Begin MATERIAL TO PROCESS

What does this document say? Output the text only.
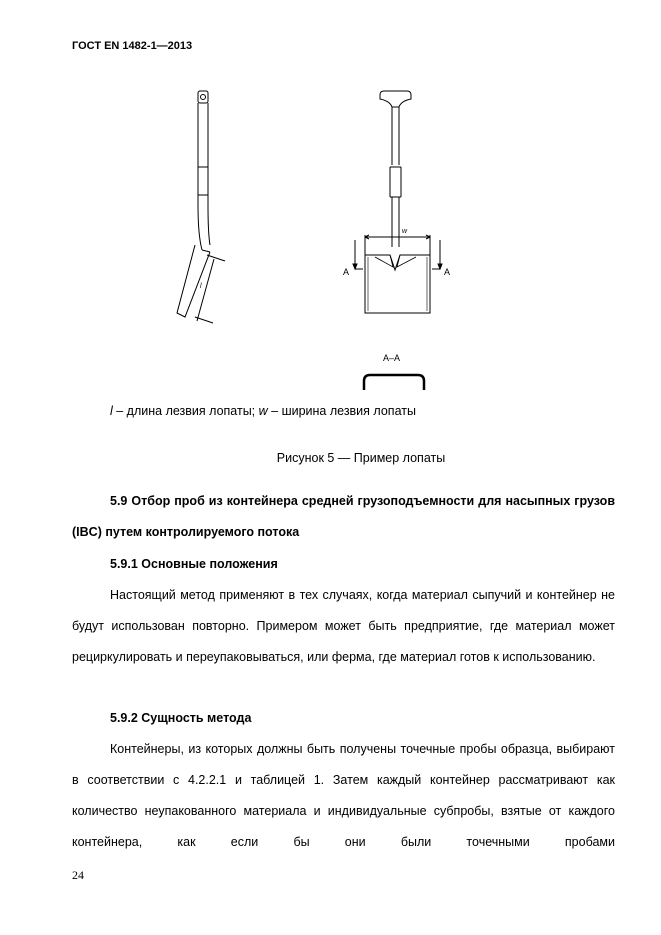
ГОСТ EN 1482-1—2013
l
w
A	A
А–А
l – длина лезвия лопаты; w – ширина лезвия лопаты
Рисунок 5 — Пример лопаты
5.9 Отбор проб из контейнера средней грузоподъемности для насыпных грузов (IBC) путем контролируемого потока
5.9.1 Основные положения
Настоящий метод применяют в тех случаях, когда материал сыпучий и контейнер не будут использован повторно. Примером может быть предприятие, где материал может рециркулировать и переупаковываться, или ферма, где материал готов к использованию.
5.9.2 Сущность метода
Контейнеры, из которых должны быть получены точечные пробы образца, выбирают в соответствии с 4.2.2.1 и таблицей 1. Затем каждый контейнер рассматривают как количество неупакованного материала и индивидуальные субпробы, взятые от каждого контейнера, как если бы они были точечными пробами
24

End MATERIAL TO PROCESS

**GIVEN PROBLEM:** Each record above must be returned exactly as written, with its pictures omitted.

**TASK SOLUTION:**
What does this document say? Output the text only.
ГОСТ EN 1482-1—2013
l
w
A	A
А–А
l – длина лезвия лопаты; w – ширина лезвия лопаты
Рисунок 5 — Пример лопаты
5.9 Отбор проб из контейнера средней грузоподъемности для насыпных грузов (IBC) путем контролируемого потока
5.9.1 Основные положения
Настоящий метод применяют в тех случаях, когда материал сыпучий и контейнер не будут использован повторно. Примером может быть предприятие, где материал может рециркулировать и переупаковываться, или ферма, где материал готов к использованию.
5.9.2 Сущность метода
Контейнеры, из которых должны быть получены точечные пробы образца, выбирают в соответствии с 4.2.2.1 и таблицей 1. Затем каждый контейнер рассматривают как количество неупакованного материала и индивидуальные субпробы, взятые от каждого контейнера, как если бы они были точечными пробами
24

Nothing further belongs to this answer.